◆ WHAT YOU SHOULD DO ◆
Check every line below for the word "information" and show those that hold it.

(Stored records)
>> Start

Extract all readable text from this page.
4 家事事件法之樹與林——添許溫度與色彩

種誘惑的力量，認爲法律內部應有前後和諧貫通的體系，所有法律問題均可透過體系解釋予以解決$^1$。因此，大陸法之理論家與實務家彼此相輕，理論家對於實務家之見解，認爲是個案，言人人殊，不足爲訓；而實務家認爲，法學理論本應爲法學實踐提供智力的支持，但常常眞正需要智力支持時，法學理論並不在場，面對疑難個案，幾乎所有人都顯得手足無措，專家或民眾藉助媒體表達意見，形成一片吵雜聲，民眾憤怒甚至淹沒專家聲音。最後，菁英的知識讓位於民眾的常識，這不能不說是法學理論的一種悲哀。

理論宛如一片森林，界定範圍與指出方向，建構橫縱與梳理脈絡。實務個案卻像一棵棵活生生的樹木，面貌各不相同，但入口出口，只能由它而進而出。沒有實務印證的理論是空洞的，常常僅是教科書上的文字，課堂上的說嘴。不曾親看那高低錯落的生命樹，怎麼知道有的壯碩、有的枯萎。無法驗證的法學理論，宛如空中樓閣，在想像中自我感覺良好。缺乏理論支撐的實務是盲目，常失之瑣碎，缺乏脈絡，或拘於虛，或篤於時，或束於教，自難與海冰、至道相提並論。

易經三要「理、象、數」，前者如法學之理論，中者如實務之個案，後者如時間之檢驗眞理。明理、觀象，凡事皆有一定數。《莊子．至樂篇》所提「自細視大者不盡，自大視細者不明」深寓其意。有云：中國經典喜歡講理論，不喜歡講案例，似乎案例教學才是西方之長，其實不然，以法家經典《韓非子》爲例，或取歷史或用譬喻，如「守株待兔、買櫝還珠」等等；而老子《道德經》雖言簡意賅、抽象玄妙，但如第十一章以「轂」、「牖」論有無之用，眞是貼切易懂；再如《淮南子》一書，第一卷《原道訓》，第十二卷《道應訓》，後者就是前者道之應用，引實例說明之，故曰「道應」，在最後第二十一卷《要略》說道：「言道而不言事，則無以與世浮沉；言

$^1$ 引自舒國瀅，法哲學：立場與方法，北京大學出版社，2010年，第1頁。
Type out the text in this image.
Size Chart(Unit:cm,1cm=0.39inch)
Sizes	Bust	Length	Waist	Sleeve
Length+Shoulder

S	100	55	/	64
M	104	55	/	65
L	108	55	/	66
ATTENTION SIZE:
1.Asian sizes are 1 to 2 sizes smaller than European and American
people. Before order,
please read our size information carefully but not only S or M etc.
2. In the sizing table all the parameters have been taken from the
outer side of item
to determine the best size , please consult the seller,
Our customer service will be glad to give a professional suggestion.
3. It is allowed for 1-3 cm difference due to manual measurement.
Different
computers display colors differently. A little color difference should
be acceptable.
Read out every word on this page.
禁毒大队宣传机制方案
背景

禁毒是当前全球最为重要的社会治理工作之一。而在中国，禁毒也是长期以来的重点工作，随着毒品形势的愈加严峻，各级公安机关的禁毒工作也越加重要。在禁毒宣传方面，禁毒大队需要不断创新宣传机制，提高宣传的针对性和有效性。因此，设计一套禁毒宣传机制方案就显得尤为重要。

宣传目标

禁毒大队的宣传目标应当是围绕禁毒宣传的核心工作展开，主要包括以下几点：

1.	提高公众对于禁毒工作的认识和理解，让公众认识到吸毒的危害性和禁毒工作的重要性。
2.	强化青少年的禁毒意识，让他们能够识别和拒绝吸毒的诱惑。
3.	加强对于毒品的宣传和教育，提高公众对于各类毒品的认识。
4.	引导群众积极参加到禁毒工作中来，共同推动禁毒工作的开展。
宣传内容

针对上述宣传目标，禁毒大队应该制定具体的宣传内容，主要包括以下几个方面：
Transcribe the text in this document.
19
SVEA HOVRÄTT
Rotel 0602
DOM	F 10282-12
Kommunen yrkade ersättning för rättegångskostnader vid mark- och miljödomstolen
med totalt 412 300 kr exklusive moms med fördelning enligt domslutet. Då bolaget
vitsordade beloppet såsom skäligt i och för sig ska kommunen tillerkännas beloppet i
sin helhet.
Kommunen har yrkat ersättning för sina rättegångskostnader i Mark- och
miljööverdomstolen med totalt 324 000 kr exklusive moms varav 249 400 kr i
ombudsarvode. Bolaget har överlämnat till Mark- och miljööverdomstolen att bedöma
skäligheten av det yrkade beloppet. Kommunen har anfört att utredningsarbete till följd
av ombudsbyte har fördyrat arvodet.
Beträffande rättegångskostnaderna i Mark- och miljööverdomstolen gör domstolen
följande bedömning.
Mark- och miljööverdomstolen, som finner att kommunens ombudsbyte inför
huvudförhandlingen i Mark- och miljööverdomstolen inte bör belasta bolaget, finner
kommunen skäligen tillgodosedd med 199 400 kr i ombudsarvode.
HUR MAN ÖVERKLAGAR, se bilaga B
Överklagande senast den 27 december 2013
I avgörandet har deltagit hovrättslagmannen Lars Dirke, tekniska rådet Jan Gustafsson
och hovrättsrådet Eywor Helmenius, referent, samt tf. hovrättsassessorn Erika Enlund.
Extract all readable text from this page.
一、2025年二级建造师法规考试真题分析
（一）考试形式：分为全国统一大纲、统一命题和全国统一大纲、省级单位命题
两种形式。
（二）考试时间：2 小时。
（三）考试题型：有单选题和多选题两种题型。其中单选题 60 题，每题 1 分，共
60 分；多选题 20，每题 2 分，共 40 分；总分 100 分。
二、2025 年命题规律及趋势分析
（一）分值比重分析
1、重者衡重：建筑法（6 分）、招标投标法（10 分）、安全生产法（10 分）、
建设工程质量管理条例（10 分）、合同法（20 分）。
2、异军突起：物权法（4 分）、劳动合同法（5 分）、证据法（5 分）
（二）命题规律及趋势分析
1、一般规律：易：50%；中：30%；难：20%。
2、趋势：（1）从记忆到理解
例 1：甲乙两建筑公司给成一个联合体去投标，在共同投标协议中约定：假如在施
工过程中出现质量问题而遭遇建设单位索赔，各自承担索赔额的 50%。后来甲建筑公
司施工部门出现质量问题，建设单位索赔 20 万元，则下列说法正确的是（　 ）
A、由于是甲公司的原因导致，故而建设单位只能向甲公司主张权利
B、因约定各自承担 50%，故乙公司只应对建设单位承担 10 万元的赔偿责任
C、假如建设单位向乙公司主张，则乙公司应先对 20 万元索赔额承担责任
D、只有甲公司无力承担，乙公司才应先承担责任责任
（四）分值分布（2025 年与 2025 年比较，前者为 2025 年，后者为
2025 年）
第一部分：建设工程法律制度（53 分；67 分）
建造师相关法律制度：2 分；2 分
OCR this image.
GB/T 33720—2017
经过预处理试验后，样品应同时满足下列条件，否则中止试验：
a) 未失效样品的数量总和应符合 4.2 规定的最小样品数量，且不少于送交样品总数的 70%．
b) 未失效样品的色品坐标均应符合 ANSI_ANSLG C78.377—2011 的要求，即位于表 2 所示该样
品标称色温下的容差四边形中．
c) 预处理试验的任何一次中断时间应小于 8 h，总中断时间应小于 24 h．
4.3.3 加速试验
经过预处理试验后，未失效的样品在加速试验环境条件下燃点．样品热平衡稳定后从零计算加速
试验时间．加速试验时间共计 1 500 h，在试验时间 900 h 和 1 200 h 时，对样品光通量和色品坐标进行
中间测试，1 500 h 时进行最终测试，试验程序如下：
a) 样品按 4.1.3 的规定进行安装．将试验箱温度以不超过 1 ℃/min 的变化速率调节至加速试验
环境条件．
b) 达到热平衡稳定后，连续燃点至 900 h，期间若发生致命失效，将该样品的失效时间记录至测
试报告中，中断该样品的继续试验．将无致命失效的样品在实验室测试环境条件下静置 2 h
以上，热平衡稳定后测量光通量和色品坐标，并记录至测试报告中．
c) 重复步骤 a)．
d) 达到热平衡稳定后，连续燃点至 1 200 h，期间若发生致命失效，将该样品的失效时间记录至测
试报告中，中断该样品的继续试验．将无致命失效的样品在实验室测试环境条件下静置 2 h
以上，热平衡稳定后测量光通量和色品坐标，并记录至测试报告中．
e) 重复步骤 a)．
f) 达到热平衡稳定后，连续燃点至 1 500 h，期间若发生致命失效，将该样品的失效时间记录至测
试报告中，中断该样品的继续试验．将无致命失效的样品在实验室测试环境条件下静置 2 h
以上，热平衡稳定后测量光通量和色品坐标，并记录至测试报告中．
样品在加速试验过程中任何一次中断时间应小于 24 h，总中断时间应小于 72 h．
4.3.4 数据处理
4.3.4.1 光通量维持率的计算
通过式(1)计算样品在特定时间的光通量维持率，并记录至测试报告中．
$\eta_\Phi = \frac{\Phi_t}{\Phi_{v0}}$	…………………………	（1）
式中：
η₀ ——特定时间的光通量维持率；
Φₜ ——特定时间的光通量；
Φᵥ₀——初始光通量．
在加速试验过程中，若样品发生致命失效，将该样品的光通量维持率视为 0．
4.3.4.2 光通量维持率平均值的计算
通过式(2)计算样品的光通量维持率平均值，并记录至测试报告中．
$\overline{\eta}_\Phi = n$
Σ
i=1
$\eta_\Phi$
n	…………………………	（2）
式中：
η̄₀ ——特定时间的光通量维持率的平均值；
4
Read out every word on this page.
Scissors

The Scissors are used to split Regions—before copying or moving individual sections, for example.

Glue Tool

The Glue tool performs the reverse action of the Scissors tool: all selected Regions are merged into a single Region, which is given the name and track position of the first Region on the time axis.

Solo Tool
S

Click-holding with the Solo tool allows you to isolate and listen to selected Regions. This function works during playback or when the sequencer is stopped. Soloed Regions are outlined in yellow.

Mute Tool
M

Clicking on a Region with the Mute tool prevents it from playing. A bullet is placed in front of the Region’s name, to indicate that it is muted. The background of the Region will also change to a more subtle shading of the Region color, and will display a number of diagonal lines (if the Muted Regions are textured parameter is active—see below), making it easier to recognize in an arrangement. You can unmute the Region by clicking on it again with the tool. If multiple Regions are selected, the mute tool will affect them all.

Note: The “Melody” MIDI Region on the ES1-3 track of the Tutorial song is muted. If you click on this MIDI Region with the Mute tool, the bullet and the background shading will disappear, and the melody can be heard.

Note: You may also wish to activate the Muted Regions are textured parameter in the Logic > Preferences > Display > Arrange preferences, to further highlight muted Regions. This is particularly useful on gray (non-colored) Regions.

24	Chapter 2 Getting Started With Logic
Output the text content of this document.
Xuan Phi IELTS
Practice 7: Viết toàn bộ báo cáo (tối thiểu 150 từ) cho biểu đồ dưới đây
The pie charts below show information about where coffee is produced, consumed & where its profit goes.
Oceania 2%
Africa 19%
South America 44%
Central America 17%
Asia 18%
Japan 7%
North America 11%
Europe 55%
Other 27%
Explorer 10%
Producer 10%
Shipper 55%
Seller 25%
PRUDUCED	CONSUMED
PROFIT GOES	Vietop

>> End

◆ THE REPLY ◆
please read our size information carefully but not only S or M etc.
The pie charts below show information about where coffee is produced, consumed & where its profit goes.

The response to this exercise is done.